## Begin Records

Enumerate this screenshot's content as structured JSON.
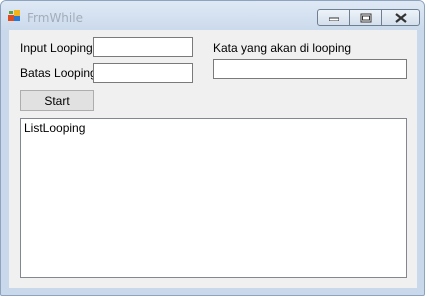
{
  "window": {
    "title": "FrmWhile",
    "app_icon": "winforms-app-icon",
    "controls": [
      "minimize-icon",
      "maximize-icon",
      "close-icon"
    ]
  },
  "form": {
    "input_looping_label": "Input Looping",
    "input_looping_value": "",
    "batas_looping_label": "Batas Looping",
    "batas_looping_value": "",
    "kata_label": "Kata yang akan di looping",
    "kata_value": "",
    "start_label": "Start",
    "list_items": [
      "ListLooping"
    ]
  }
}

## End Records
## Begin Records

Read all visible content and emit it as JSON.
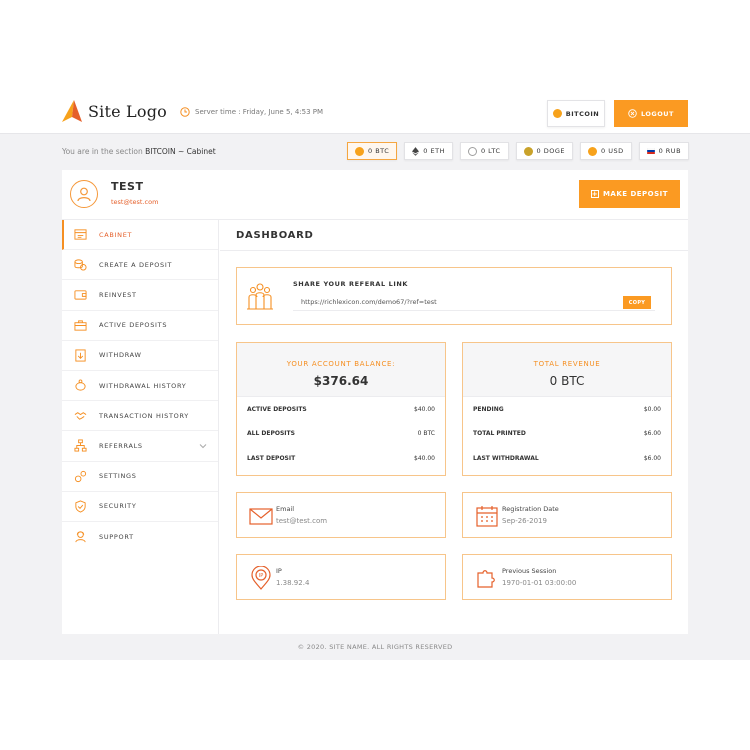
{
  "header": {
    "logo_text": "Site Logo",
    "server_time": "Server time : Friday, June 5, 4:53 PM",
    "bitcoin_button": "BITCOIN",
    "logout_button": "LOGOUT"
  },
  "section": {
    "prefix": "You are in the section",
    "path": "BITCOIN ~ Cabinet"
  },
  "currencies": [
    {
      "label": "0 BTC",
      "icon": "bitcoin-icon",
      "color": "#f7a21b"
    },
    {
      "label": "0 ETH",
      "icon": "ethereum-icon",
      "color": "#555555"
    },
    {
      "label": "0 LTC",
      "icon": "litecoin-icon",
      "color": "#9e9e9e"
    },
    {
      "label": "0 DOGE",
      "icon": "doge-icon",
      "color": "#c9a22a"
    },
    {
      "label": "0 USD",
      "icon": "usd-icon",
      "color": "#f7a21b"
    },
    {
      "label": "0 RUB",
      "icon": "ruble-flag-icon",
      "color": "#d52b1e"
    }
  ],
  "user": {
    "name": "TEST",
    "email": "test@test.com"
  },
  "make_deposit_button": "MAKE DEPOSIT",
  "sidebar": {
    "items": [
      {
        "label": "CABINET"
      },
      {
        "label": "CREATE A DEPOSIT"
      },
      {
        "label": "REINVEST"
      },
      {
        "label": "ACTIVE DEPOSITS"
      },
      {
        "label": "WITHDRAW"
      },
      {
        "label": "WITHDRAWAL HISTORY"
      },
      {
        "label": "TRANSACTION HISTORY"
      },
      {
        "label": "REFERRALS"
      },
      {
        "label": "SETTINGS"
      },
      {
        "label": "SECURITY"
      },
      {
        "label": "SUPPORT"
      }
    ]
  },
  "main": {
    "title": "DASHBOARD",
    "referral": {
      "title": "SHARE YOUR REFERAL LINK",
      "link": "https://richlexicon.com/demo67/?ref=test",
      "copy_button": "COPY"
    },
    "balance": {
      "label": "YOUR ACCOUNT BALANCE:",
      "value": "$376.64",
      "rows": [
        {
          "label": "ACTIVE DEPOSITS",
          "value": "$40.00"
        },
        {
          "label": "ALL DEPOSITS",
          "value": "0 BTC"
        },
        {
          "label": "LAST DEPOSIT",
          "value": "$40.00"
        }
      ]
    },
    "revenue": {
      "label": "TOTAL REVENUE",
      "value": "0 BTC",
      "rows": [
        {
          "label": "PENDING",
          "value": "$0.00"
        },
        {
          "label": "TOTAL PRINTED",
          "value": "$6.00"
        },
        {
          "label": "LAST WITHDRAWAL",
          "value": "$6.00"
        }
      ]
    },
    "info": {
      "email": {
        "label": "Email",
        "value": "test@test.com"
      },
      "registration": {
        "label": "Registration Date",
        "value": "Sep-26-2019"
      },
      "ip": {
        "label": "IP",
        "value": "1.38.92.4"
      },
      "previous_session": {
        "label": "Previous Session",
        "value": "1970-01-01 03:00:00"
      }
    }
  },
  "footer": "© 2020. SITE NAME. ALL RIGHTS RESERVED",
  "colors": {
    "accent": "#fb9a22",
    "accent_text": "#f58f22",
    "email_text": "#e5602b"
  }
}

## End Records

• [Stated task] Reply with nothing but the number of lines that contain the word "TOTAL".

• [In response] 2